Write out exactly the lines between the line containing "Transcribe this image's" and the line containing "Decode this image", including both of those lines, and nothing more.

───── RECORDS FOR THIS TASK ─────

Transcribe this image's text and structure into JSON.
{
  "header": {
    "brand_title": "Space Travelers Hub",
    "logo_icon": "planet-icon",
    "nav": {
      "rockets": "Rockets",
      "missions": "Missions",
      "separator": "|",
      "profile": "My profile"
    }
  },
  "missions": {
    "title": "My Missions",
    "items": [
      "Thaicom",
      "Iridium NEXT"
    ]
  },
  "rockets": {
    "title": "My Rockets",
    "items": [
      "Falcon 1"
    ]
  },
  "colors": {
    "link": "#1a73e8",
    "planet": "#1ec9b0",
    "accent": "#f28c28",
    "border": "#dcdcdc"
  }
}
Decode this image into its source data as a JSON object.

─────
───── RECORDS FOR THIS TASK ─────

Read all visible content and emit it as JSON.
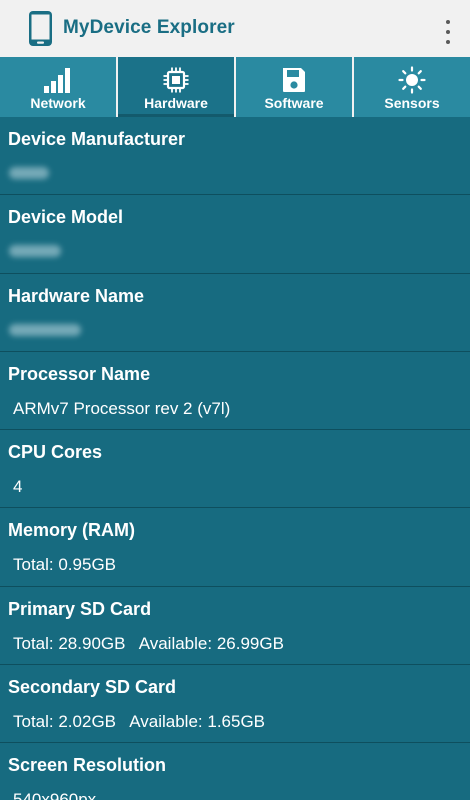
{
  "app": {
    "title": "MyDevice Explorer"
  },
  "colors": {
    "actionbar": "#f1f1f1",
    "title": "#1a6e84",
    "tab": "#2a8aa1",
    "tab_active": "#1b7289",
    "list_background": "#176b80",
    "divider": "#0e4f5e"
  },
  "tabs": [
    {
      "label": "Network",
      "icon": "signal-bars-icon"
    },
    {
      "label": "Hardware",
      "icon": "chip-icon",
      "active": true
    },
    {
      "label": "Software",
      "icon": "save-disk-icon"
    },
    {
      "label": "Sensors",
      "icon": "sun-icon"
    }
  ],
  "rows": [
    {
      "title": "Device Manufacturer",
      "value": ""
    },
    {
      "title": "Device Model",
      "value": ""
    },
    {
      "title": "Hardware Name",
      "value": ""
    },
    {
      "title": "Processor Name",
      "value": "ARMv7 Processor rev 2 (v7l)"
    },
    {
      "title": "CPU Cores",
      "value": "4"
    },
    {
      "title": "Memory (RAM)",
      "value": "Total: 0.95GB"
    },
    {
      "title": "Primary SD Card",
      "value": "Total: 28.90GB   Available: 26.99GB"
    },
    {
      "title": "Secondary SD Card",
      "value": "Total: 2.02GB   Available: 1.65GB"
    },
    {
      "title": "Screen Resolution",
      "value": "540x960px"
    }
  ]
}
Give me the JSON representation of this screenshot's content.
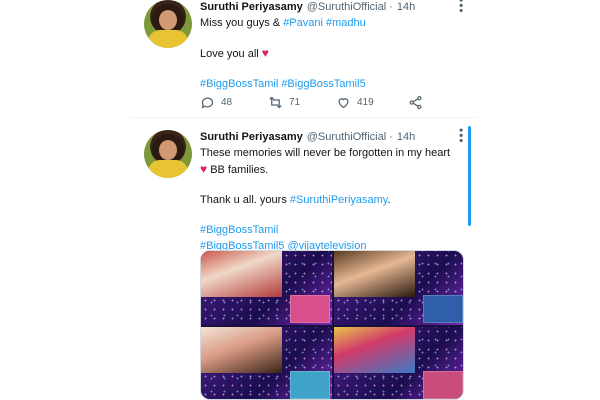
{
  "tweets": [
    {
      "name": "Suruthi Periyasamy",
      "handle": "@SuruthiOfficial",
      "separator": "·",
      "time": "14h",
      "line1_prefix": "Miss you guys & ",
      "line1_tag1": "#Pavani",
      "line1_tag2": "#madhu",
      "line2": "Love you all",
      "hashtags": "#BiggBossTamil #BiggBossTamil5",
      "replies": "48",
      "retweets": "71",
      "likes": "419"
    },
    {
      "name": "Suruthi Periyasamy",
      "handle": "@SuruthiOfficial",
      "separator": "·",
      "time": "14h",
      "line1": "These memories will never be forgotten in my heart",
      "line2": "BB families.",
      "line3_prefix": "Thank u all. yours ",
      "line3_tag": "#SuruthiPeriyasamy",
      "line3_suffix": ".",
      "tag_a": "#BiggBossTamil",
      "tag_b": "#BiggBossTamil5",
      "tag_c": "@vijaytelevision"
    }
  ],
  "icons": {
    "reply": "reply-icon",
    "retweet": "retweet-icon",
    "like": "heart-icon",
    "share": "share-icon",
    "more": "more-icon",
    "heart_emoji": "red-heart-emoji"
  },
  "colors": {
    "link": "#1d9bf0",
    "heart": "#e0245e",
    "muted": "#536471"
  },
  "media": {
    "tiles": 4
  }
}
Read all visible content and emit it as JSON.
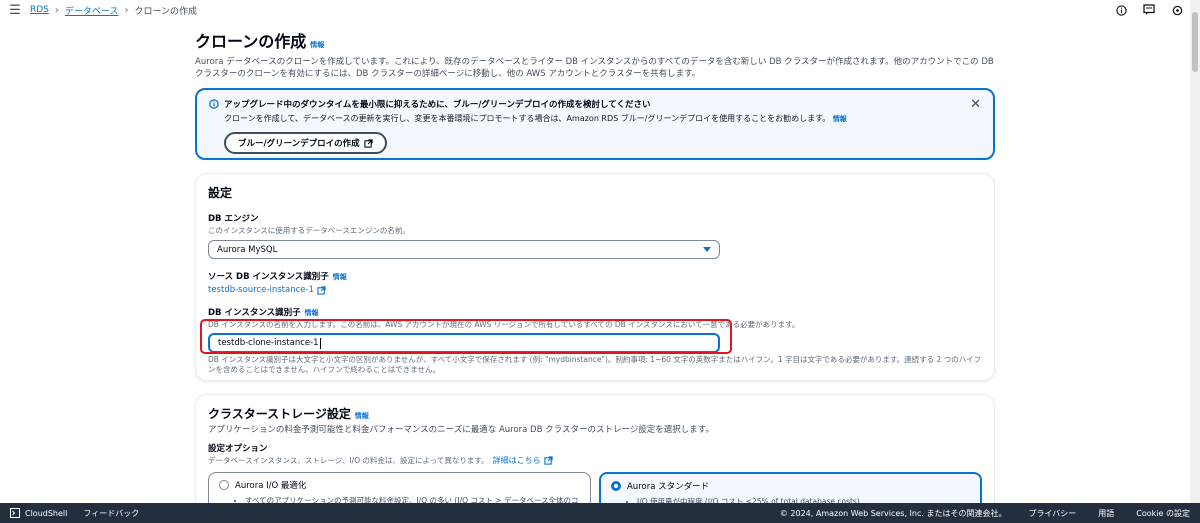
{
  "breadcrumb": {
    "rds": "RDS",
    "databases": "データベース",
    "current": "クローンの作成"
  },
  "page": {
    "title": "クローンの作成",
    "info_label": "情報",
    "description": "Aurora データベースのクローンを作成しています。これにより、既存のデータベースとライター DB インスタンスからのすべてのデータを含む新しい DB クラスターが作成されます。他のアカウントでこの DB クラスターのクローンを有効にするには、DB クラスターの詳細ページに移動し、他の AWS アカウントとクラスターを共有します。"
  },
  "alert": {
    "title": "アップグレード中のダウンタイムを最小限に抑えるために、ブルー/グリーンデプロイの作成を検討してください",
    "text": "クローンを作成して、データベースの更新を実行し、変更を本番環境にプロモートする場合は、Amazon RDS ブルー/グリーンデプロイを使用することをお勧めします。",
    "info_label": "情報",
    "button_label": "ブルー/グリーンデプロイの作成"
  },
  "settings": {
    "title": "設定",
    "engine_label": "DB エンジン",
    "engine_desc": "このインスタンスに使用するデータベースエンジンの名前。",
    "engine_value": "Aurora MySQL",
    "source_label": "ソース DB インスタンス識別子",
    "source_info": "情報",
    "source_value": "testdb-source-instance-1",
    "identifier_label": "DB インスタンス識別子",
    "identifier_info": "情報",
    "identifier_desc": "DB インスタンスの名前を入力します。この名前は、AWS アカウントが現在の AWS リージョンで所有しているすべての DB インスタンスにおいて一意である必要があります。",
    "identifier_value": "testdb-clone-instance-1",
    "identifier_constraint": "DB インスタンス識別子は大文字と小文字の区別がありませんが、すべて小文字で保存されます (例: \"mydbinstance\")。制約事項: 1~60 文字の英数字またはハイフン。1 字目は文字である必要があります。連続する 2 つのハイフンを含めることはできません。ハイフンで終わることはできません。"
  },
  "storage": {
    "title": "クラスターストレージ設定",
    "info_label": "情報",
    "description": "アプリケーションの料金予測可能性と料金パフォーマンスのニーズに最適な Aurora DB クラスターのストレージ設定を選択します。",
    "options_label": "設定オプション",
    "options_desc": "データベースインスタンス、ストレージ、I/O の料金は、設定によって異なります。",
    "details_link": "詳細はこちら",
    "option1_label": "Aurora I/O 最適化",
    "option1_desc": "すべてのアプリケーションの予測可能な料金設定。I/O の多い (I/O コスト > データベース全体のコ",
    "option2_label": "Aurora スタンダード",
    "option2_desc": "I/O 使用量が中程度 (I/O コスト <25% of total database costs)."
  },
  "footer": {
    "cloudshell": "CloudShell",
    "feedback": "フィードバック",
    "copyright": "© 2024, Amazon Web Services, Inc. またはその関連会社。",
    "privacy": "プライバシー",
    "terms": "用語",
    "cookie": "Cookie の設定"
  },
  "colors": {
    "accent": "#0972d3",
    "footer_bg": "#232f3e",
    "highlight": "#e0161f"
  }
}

─────
───── RECORDS FOR THIS TASK ─────

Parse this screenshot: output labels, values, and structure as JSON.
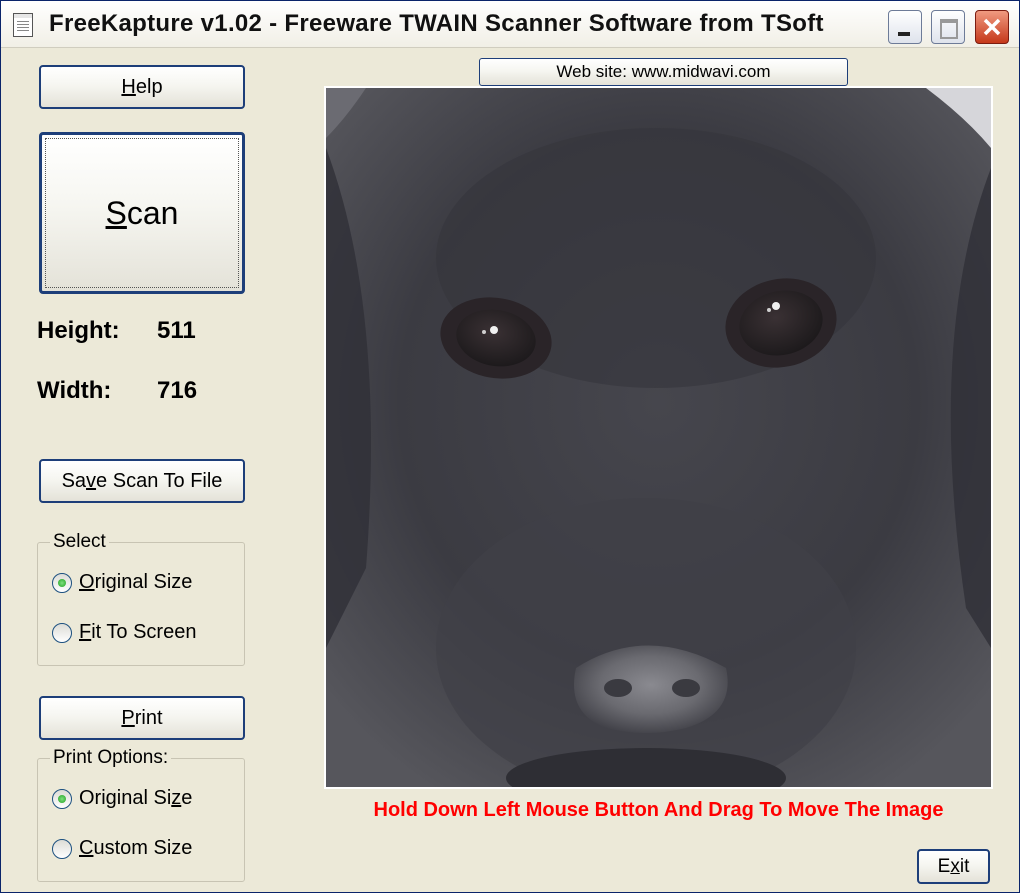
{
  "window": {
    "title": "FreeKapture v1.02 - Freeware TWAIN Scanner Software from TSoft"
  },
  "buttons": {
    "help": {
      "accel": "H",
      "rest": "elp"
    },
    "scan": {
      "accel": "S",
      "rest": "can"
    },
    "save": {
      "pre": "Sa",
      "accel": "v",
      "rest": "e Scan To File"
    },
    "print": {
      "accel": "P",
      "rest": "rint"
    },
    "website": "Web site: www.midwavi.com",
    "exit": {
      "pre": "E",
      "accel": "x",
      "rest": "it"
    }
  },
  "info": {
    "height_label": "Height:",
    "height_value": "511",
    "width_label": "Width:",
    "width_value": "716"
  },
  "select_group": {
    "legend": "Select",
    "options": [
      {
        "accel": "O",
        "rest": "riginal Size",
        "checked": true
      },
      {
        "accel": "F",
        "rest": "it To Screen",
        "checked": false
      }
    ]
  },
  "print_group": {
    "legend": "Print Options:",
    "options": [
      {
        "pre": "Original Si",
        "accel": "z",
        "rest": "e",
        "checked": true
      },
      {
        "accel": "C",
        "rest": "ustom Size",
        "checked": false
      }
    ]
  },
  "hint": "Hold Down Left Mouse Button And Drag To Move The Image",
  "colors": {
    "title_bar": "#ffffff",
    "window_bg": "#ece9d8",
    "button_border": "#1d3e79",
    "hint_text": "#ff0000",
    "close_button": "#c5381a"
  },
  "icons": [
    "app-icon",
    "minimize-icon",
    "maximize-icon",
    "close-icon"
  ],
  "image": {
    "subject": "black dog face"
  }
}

─────

> [THE COMPLETED TASK]
Transcribe this image's text and structure into JSON.
{
  "header": {
    "brand_title": "Space Travelers Hub",
    "logo_icon": "planet-icon",
    "nav": {
      "rockets": "Rockets",
      "missions": "Missions",
      "separator": "|",
      "profile": "My profile"
    }
  },
  "missions": {
    "title": "My Missions",
    "items": [
      "Thaicom",
      "Iridium NEXT"
    ]
  },
  "rockets": {
    "title": "My Rockets",
    "items": [
      "Falcon 1"
    ]
  },
  "colors": {
    "link": "#1a73e8",
    "planet": "#1ec9b0",
    "accent": "#f28c28",
    "border": "#dcdcdc"
  }
}
Decode this image into its source data as a JSON object.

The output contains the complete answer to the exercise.